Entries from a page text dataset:
□ □ □ □

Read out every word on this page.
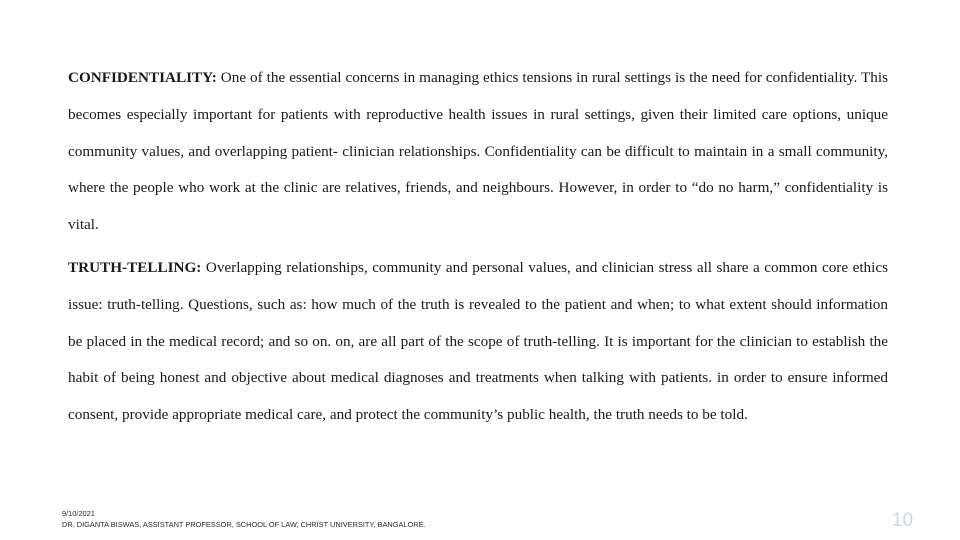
CONFIDENTIALITY: One of the essential concerns in managing ethics tensions in rural settings is the need for confidentiality. This becomes especially important for patients with reproductive health issues in rural settings, given their limited care options, unique community values, and overlapping patient- clinician relationships. Confidentiality can be difficult to maintain in a small community, where the people who work at the clinic are relatives, friends, and neighbours. However, in order to “do no harm,” confidentiality is vital.

TRUTH-TELLING: Overlapping relationships, community and personal values, and clinician stress all share a common core ethics issue: truth-telling. Questions, such as: how much of the truth is revealed to the patient and when; to what extent should information be placed in the medical record; and so on. on, are all part of the scope of truth-telling. It is important for the clinician to establish the habit of being honest and objective about medical diagnoses and treatments when talking with patients. in order to ensure informed consent, provide appropriate medical care, and protect the community’s public health, the truth needs to be told.

9/10/2021
DR. DIGANTA BISWAS, ASSISTANT PROFESSOR, SCHOOL OF LAW, CHRIST UNIVERSITY, BANGALORE.	10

□ □ □ □

Work order: Type out the data above again exactly as written, minus the images.

Worked solution:
Read out every word on this page.
CONFIDENTIALITY: One of the essential concerns in managing ethics tensions in rural settings is the need for confidentiality. This becomes especially important for patients with reproductive health issues in rural settings, given their limited care options, unique community values, and overlapping patient- clinician relationships. Confidentiality can be difficult to maintain in a small community, where the people who work at the clinic are relatives, friends, and neighbours. However, in order to “do no harm,” confidentiality is vital.

TRUTH-TELLING: Overlapping relationships, community and personal values, and clinician stress all share a common core ethics issue: truth-telling. Questions, such as: how much of the truth is revealed to the patient and when; to what extent should information be placed in the medical record; and so on. on, are all part of the scope of truth-telling. It is important for the clinician to establish the habit of being honest and objective about medical diagnoses and treatments when talking with patients. in order to ensure informed consent, provide appropriate medical care, and protect the community’s public health, the truth needs to be told.

9/10/2021
DR. DIGANTA BISWAS, ASSISTANT PROFESSOR, SCHOOL OF LAW, CHRIST UNIVERSITY, BANGALORE.	10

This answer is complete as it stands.